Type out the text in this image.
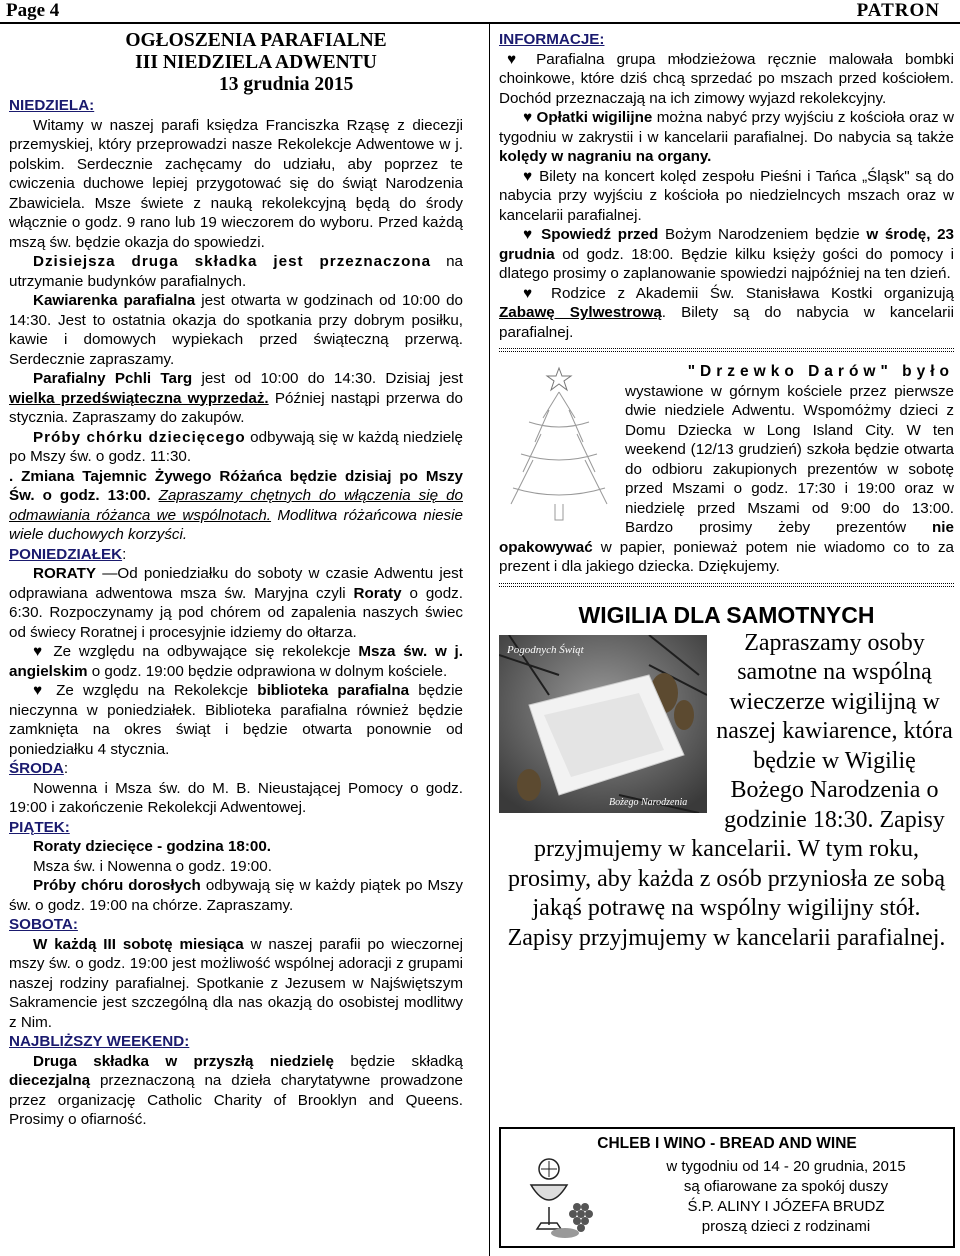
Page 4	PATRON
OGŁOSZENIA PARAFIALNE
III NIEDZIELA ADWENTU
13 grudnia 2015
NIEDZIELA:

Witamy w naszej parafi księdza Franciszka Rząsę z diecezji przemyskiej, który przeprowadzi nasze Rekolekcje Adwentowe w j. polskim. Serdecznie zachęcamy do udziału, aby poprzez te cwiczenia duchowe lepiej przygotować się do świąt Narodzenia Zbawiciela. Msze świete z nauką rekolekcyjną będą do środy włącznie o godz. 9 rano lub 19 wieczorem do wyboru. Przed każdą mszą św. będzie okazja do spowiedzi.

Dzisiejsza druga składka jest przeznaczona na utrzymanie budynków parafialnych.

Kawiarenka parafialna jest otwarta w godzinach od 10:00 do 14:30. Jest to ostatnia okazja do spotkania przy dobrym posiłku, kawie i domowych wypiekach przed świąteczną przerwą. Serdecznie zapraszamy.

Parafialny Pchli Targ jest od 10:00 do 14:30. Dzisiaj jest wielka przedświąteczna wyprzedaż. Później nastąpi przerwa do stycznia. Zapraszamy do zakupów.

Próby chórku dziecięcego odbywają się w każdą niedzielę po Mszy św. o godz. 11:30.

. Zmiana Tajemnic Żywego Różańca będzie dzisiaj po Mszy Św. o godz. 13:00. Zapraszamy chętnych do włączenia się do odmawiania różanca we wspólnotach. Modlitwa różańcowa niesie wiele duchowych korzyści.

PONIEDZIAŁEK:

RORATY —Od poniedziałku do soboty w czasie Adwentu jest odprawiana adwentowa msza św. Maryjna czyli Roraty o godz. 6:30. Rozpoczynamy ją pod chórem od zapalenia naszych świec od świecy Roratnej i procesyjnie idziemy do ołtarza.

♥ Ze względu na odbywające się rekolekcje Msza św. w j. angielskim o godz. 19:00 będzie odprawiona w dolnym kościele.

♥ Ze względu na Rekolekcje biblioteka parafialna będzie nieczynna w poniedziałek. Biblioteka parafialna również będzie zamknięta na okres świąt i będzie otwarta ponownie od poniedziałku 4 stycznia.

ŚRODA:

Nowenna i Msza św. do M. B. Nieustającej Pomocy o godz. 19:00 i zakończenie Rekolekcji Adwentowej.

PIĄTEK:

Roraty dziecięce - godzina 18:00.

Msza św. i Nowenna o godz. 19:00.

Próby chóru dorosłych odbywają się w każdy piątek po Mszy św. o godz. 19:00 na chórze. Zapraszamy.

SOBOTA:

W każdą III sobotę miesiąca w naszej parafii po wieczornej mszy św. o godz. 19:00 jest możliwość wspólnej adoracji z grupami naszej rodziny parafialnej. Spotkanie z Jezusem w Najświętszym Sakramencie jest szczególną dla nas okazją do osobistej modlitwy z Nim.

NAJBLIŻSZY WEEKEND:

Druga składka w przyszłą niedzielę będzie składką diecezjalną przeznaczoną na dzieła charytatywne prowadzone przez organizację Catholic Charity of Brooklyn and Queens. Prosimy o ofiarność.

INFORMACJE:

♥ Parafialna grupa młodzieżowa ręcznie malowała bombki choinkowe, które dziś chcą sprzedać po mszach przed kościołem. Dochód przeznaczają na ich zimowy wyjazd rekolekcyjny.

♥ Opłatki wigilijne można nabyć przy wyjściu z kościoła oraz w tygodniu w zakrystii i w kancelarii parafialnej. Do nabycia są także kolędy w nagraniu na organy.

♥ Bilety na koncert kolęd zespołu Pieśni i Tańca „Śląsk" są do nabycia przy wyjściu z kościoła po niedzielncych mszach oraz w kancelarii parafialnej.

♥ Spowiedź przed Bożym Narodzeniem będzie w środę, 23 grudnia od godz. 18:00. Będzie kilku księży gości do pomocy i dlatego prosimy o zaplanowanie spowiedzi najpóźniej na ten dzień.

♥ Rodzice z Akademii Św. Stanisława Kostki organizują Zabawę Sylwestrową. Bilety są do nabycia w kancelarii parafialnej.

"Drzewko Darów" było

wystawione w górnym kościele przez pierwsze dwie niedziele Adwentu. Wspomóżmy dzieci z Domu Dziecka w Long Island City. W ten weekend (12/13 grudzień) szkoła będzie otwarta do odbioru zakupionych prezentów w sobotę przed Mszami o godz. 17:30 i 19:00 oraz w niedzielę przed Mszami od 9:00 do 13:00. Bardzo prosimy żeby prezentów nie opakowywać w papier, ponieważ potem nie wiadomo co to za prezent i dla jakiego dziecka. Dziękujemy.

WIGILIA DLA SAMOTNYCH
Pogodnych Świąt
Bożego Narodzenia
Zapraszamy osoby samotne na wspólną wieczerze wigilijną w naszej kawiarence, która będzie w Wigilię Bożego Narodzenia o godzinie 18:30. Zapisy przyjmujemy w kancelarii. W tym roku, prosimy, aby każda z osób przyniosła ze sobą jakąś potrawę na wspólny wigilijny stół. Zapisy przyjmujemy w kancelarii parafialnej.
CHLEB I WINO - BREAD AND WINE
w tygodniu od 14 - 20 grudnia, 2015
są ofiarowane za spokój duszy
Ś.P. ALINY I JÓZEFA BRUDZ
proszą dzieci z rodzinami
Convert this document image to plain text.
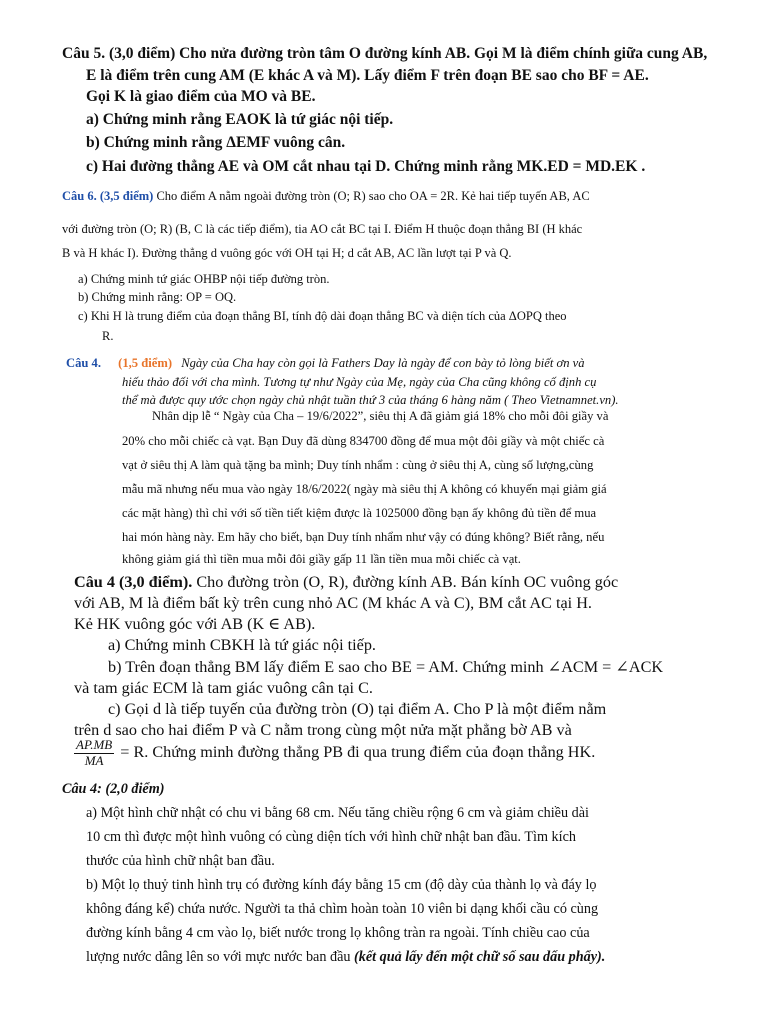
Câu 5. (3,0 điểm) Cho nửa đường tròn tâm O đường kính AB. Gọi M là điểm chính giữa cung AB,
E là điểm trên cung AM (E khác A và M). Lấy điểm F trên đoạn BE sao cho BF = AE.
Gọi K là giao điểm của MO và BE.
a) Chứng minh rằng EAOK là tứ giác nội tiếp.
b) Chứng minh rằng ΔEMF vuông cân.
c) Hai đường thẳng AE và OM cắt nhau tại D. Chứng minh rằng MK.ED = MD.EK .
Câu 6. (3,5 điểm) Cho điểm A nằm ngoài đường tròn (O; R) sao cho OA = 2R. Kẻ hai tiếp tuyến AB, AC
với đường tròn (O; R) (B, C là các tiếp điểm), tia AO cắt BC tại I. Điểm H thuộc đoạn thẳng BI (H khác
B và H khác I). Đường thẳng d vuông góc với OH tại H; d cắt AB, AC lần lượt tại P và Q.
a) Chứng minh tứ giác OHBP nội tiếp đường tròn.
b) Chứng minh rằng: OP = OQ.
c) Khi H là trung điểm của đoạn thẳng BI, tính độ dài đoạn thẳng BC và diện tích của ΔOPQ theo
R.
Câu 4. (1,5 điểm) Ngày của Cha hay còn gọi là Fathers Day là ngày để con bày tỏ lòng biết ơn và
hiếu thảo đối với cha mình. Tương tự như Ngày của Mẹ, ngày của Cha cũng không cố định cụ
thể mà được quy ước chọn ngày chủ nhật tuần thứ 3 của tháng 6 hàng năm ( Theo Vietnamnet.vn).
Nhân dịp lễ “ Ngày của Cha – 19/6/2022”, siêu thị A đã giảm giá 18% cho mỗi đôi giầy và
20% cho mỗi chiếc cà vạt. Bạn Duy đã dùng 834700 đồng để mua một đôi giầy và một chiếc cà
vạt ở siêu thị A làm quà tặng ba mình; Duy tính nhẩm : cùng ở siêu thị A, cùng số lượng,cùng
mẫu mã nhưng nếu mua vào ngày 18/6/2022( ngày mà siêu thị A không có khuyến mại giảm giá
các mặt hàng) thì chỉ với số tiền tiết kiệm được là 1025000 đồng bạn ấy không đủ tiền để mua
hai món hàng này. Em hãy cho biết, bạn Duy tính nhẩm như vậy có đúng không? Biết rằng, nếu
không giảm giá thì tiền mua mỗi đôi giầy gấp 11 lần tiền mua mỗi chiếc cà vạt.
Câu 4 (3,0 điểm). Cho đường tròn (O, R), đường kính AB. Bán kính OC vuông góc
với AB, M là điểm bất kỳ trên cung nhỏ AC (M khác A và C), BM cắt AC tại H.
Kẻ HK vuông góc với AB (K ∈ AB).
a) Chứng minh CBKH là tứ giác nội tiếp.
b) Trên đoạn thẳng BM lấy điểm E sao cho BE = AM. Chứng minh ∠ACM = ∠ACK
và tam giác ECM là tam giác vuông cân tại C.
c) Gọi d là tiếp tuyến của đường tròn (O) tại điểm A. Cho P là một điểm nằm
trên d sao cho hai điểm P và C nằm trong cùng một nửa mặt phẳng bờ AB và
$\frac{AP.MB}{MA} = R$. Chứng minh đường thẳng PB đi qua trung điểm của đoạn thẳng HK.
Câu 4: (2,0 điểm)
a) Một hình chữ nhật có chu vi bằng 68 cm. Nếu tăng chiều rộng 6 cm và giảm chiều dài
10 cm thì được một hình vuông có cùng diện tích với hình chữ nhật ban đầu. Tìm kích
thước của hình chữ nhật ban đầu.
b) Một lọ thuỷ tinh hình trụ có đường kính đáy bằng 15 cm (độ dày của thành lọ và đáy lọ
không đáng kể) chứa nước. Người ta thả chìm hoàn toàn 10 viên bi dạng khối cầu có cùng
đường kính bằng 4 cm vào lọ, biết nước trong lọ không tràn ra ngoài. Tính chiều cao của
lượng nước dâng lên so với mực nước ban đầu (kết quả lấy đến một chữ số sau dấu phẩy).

## TASK DIRECTIONS
Each line of the data that includes the word "cùng" counts once; report the total and nothing more.

## SOLUTION TO THIS PROBLEM
4